## BEGIN Document excerpt

Human Activity Recognition is an emerging domain in deep learning that has a lot of important applications in daily life including CCTV surveillance and security, Human-Computer Interaction, Health Care Monitoring Systems and more. Human Activity Recognition is a time-series classification task that essentially involves identification of a person’s actions depicted in a given video like picking something, dropping something etc.
There have been several paradigms proposed in the past for the task of Human Activity Recognition with Video Classification. A majority of them involve classification using CNNs. 2D CNNs are used as classifiers on individual frames and the results are averaged over the frames for final classification. 3D CNNs are used to capture the static features present in the image and the relationships between the frames thus capturing movement. The results from CNN is then combined using rolling average. These use weights pretrained on ImageNet and sport-1m dataset.

## END Document excerpt

In the passage on human activity recognition, which datasets supply the pretrained weights?

## BEGIN Provided material

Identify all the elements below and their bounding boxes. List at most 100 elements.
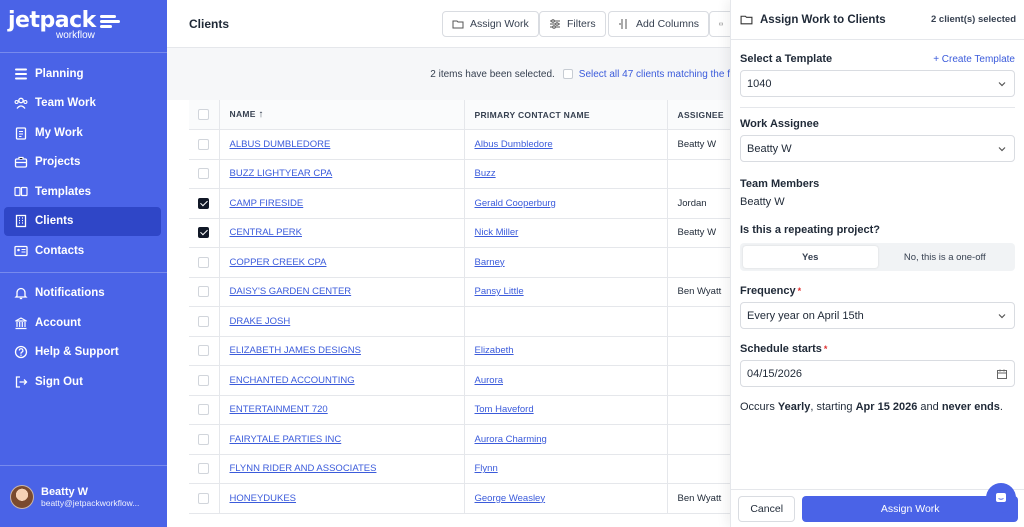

## END Provided material

The response:
ImageNet and sport-1m